WHAT NEEDS TO BE DONE -> Reproduce every line of the records below without altering anything.

-------------------------

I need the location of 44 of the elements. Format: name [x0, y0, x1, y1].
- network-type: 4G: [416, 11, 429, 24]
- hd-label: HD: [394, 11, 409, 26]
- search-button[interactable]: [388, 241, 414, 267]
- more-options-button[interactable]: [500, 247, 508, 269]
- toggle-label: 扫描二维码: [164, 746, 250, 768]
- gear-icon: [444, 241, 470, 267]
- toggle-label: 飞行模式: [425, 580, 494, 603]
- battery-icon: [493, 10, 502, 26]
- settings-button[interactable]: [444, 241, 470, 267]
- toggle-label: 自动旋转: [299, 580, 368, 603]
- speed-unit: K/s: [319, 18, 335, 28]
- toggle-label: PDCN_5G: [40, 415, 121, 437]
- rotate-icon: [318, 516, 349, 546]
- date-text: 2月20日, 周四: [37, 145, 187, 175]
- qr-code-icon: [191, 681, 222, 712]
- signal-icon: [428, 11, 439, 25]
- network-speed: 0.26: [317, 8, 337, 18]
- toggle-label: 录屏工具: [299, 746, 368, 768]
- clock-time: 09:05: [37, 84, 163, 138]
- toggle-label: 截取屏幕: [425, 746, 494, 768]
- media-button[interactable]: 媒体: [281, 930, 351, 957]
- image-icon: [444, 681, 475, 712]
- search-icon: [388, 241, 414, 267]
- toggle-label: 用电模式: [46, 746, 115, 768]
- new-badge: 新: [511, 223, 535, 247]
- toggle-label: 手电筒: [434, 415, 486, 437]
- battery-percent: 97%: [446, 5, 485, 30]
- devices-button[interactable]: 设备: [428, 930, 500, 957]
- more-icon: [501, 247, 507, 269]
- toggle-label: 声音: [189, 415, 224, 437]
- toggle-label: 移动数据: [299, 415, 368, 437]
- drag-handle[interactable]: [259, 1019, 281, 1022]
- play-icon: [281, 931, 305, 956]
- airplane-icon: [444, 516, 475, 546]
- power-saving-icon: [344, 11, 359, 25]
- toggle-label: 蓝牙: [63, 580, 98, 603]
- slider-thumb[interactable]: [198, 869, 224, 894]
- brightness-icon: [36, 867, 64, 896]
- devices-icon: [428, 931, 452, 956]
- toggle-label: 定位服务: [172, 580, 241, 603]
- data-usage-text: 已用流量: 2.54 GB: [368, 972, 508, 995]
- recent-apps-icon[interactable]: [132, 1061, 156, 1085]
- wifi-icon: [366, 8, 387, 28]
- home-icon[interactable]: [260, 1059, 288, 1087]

-------------------------

CORRECT OUTPUT ->
I need the location of 44 of the elements. Format: name [x0, y0, x1, y1].
- network-type: 4G: [416, 11, 429, 24]
- hd-label: HD: [394, 11, 409, 26]
- search-button[interactable]: [388, 241, 414, 267]
- more-options-button[interactable]: [500, 247, 508, 269]
- toggle-label: 扫描二维码: [164, 746, 250, 768]
- gear-icon: [444, 241, 470, 267]
- toggle-label: 飞行模式: [425, 580, 494, 603]
- battery-icon: [493, 10, 502, 26]
- settings-button[interactable]: [444, 241, 470, 267]
- toggle-label: 自动旋转: [299, 580, 368, 603]
- speed-unit: K/s: [319, 18, 335, 28]
- toggle-label: PDCN_5G: [40, 415, 121, 437]
- rotate-icon: [318, 516, 349, 546]
- date-text: 2月20日, 周四: [37, 145, 187, 175]
- qr-code-icon: [191, 681, 222, 712]
- signal-icon: [428, 11, 439, 25]
- network-speed: 0.26: [317, 8, 337, 18]
- toggle-label: 录屏工具: [299, 746, 368, 768]
- clock-time: 09:05: [37, 84, 163, 138]
- toggle-label: 截取屏幕: [425, 746, 494, 768]
- media-button[interactable]: 媒体: [281, 930, 351, 957]
- image-icon: [444, 681, 475, 712]
- search-icon: [388, 241, 414, 267]
- toggle-label: 用电模式: [46, 746, 115, 768]
- new-badge: 新: [511, 223, 535, 247]
- toggle-label: 手电筒: [434, 415, 486, 437]
- battery-percent: 97%: [446, 5, 485, 30]
- devices-button[interactable]: 设备: [428, 930, 500, 957]
- more-icon: [501, 247, 507, 269]
- toggle-label: 声音: [189, 415, 224, 437]
- toggle-label: 移动数据: [299, 415, 368, 437]
- drag-handle[interactable]: [259, 1019, 281, 1022]
- play-icon: [281, 931, 305, 956]
- airplane-icon: [444, 516, 475, 546]
- power-saving-icon: [344, 11, 359, 25]
- toggle-label: 蓝牙: [63, 580, 98, 603]
- slider-thumb[interactable]: [198, 869, 224, 894]
- brightness-icon: [36, 867, 64, 896]
- devices-icon: [428, 931, 452, 956]
- toggle-label: 定位服务: [172, 580, 241, 603]
- data-usage-text: 已用流量: 2.54 GB: [368, 972, 508, 995]
- recent-apps-icon[interactable]: [132, 1061, 156, 1085]
- wifi-icon: [366, 8, 387, 28]
- home-icon[interactable]: [260, 1059, 288, 1087]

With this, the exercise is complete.